#### Work to complete
Wherever the string "Cruiser" appears in a line of the listing below, report that line.

#### Data listing
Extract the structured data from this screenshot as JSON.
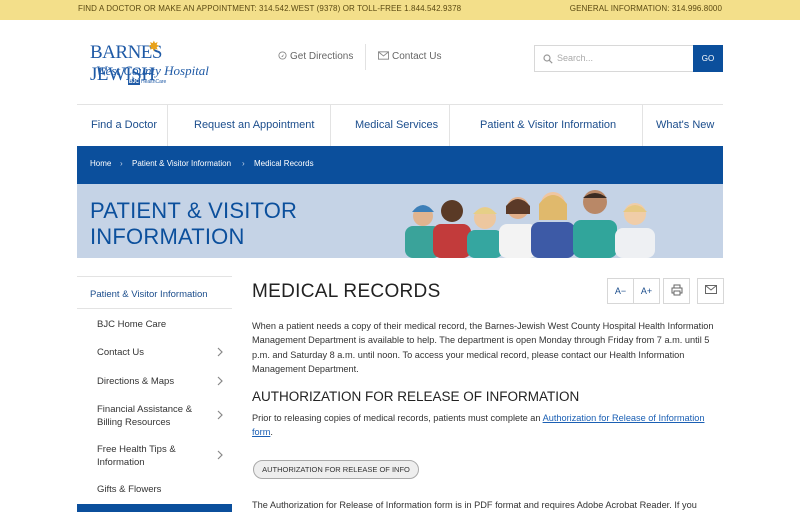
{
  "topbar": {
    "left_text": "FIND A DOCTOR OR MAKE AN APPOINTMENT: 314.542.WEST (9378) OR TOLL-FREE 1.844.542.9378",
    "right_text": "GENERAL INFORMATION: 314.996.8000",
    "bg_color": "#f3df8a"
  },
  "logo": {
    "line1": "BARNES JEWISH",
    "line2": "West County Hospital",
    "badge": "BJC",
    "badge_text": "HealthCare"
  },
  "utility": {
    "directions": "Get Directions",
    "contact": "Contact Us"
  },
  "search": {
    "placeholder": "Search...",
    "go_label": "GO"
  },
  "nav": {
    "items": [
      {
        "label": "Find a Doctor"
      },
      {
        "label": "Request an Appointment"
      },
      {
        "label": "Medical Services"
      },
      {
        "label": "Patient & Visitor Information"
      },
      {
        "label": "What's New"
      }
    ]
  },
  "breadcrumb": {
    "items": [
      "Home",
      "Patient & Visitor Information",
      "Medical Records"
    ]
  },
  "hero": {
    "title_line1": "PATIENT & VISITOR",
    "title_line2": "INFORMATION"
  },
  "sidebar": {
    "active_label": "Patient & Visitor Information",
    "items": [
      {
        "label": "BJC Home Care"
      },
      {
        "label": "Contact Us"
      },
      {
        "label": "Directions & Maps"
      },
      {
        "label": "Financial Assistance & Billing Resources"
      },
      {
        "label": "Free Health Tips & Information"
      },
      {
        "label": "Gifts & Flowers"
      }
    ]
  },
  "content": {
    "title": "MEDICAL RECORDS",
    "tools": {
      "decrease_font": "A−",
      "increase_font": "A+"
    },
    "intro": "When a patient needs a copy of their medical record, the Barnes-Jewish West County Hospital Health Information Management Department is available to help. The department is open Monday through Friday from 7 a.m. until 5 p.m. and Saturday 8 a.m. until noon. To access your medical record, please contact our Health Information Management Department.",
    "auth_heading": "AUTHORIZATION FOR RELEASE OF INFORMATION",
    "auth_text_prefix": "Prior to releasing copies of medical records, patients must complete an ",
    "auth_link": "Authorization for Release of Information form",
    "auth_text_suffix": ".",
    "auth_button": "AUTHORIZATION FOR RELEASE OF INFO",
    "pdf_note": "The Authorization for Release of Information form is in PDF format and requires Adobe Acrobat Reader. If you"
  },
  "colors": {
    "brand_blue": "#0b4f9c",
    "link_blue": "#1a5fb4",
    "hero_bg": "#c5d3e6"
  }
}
--
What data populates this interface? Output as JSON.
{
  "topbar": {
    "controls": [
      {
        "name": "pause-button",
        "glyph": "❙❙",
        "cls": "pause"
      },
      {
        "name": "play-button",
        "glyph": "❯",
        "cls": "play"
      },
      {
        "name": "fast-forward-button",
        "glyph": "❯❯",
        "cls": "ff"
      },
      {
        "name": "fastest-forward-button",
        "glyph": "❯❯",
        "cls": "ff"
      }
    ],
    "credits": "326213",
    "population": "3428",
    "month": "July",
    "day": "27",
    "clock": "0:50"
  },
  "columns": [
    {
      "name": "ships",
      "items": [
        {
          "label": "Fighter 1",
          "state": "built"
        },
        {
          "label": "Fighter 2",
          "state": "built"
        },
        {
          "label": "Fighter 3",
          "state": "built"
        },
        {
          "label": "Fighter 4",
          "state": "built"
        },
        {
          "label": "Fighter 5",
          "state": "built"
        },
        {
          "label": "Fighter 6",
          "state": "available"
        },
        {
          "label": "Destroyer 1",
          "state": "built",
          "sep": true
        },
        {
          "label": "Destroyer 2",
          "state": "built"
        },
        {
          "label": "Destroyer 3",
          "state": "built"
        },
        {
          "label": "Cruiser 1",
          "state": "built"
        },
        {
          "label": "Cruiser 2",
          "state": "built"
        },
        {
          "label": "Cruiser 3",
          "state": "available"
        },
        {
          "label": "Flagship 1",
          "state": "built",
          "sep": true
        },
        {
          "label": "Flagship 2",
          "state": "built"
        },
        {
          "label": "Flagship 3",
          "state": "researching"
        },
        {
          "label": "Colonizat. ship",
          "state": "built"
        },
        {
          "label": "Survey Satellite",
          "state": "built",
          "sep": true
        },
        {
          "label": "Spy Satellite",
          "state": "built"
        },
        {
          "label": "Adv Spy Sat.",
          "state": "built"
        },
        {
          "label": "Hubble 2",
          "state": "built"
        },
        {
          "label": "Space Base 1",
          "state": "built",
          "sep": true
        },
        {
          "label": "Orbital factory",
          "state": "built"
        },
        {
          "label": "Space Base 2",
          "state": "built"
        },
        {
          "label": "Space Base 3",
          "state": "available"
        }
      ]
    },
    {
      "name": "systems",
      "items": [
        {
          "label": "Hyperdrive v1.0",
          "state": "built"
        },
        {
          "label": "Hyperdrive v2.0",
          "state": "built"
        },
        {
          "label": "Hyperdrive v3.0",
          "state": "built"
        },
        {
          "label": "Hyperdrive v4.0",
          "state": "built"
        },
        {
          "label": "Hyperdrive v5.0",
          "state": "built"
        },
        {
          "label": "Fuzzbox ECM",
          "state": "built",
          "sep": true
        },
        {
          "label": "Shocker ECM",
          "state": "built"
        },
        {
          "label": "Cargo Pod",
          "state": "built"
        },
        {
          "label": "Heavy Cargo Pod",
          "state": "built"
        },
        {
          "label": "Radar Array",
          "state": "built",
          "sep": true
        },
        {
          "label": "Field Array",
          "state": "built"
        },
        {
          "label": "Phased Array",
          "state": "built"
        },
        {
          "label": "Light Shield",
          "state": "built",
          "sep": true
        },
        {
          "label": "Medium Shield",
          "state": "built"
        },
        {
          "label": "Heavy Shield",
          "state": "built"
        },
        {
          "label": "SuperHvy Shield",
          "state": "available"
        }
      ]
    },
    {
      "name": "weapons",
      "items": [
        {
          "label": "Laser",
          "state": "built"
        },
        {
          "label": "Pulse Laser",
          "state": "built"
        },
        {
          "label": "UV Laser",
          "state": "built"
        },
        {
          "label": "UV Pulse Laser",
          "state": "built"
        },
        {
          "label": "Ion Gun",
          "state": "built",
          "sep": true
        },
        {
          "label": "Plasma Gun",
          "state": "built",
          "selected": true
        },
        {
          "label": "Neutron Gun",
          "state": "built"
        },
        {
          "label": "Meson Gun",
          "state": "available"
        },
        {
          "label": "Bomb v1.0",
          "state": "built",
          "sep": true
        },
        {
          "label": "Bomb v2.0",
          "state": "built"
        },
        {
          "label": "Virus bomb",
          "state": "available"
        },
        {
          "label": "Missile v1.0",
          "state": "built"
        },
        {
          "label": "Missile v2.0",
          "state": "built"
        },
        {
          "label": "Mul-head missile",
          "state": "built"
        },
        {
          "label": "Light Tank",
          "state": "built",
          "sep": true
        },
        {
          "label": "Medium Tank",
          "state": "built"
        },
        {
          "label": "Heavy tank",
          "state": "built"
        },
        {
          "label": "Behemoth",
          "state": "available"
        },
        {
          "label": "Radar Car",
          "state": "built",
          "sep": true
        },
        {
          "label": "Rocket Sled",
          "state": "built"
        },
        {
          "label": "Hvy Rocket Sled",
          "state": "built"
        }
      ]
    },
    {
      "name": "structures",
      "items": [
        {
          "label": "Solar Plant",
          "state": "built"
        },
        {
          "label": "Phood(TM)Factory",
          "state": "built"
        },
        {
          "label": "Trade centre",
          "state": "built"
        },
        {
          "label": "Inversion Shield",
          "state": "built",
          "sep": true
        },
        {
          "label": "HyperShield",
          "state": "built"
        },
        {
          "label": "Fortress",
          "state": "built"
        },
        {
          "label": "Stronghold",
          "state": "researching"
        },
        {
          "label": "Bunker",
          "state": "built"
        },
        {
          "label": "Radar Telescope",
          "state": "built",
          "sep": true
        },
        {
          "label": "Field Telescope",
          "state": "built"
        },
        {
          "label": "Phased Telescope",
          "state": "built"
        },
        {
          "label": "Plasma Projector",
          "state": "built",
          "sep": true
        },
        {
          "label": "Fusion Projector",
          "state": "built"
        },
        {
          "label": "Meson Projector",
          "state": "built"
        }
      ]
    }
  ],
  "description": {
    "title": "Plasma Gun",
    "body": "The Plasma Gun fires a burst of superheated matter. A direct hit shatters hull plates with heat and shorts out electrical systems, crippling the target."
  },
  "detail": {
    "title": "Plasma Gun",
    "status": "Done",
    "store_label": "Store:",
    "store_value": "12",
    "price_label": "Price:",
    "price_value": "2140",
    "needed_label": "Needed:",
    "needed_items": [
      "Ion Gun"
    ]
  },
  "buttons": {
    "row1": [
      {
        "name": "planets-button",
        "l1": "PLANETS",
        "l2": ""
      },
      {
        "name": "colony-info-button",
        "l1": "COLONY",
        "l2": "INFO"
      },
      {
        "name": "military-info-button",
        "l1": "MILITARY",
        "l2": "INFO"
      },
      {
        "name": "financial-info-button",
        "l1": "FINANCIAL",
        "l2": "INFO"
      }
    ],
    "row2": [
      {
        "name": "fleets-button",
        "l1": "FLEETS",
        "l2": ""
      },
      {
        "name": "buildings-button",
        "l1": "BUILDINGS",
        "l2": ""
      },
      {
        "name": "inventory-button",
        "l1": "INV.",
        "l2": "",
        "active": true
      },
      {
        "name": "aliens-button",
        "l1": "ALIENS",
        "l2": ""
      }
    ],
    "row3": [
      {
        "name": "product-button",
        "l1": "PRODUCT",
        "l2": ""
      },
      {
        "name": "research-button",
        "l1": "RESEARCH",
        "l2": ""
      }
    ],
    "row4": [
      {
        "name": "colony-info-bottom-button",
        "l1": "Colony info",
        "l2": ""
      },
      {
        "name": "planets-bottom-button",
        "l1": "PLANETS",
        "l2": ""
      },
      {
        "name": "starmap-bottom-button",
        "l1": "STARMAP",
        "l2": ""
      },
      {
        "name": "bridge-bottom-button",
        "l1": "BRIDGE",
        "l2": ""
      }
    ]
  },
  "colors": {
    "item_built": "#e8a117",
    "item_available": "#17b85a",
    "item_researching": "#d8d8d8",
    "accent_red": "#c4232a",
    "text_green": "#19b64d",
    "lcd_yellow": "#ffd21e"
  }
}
---
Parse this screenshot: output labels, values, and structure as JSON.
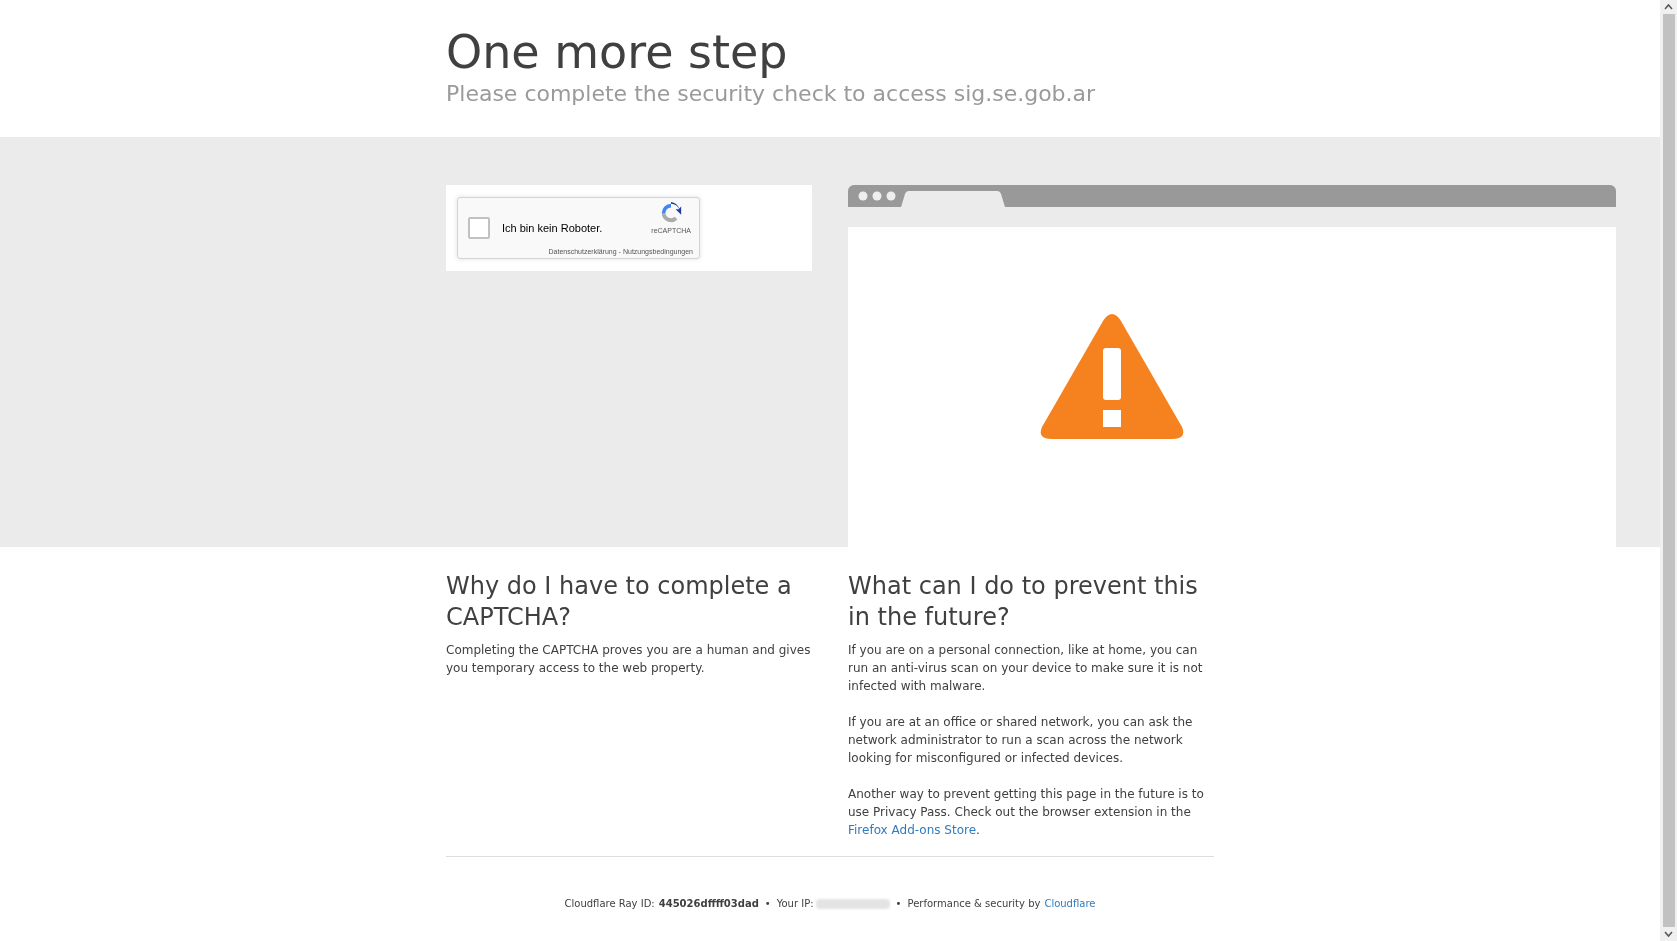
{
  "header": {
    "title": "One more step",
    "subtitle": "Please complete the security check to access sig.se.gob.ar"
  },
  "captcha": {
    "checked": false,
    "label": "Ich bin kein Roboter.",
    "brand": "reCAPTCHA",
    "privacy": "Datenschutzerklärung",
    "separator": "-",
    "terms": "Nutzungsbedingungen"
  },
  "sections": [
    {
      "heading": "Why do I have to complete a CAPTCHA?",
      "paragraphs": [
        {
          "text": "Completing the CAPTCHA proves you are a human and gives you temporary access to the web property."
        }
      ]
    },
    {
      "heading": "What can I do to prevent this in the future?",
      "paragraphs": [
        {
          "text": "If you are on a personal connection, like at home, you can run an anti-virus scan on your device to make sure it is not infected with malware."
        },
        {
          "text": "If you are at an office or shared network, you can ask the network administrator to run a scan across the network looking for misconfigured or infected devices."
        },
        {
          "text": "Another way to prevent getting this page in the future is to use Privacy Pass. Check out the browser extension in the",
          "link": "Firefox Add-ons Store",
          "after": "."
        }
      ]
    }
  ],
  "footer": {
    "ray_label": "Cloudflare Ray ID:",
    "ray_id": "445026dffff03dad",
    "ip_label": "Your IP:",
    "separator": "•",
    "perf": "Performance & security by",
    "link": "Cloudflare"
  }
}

#### The answer
          "label": "Cruiser 1",
          "label": "Cruiser 2",
          "label": "Cruiser 3",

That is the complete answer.